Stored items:
────────
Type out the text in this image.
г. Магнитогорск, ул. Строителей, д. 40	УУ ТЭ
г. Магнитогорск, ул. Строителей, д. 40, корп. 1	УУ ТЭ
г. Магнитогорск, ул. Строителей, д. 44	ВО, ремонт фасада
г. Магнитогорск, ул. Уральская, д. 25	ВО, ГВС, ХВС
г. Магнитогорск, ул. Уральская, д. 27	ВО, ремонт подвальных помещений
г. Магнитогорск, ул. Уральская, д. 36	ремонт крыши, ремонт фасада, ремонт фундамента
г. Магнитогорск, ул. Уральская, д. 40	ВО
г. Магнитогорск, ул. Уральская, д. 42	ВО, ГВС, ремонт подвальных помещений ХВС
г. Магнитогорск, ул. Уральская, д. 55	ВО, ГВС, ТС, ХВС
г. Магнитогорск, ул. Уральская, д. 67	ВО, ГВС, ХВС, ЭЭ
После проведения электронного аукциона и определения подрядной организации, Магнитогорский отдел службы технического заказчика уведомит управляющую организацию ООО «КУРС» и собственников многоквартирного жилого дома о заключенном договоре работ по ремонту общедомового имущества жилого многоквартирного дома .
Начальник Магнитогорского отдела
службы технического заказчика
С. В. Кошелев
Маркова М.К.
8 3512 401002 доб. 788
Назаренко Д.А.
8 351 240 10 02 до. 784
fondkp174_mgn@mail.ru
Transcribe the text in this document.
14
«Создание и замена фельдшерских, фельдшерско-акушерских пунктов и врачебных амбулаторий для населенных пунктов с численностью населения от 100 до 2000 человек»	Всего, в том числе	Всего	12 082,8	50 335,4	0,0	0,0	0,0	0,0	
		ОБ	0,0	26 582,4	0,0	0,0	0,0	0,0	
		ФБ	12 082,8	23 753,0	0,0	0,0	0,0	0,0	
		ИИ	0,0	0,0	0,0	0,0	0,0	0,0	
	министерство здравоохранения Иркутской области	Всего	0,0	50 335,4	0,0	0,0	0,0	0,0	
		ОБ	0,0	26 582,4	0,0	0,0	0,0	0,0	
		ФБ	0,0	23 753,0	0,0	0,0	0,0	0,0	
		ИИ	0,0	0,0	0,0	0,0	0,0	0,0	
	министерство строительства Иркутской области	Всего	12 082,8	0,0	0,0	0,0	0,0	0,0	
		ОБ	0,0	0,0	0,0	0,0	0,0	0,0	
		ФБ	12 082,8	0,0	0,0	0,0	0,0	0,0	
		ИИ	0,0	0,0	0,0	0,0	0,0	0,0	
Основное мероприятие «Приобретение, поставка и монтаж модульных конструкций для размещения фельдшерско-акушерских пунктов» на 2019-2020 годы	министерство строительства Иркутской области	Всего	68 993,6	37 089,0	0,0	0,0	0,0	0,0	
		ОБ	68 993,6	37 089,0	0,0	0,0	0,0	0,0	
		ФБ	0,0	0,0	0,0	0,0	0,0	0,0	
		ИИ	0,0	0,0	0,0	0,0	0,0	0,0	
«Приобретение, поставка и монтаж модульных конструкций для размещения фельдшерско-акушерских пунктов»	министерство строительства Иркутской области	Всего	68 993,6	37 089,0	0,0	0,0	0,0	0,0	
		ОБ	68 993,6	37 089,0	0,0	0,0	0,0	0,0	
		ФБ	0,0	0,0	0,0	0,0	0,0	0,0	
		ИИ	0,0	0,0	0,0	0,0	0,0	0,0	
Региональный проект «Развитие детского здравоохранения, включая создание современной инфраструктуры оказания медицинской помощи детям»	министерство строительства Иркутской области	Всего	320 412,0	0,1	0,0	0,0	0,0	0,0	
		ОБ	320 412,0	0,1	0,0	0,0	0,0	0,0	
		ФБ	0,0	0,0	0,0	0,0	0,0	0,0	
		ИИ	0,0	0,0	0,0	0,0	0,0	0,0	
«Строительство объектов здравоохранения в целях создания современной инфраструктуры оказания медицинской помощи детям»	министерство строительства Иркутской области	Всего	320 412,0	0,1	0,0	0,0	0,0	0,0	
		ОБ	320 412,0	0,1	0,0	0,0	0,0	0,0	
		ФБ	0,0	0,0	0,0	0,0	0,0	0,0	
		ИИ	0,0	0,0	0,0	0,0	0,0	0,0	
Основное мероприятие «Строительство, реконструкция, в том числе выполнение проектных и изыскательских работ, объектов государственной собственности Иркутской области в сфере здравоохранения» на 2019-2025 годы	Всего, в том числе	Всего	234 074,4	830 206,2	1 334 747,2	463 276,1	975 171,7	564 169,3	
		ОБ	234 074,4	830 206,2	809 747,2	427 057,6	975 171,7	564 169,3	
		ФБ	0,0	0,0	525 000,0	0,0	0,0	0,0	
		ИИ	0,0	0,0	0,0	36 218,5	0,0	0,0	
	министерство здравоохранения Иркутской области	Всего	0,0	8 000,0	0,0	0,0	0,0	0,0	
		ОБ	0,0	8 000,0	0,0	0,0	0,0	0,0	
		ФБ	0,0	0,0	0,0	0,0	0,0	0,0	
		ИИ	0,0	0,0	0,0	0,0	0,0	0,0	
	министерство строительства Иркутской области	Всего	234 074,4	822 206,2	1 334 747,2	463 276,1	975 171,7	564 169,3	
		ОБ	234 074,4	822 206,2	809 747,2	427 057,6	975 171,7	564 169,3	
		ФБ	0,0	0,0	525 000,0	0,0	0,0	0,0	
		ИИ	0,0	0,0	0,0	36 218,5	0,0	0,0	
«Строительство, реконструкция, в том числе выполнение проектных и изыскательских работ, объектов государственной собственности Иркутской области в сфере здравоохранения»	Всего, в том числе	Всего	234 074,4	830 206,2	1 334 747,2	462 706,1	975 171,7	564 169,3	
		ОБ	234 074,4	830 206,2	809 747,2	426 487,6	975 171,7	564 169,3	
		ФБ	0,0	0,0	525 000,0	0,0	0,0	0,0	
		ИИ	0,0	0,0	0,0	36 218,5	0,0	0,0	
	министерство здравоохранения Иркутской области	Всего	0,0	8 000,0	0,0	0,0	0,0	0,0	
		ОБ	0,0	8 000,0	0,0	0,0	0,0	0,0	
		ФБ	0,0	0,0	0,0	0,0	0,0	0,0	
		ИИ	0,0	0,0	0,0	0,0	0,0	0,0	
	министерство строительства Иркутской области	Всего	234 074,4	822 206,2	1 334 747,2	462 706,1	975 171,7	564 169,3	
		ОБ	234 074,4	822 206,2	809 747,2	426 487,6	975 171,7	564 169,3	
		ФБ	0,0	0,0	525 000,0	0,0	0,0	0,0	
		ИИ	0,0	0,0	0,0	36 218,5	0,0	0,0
────────
What you should do:
Lines in the records that hold the word "выполнение" are to be counted; give only the total.

Full response:
2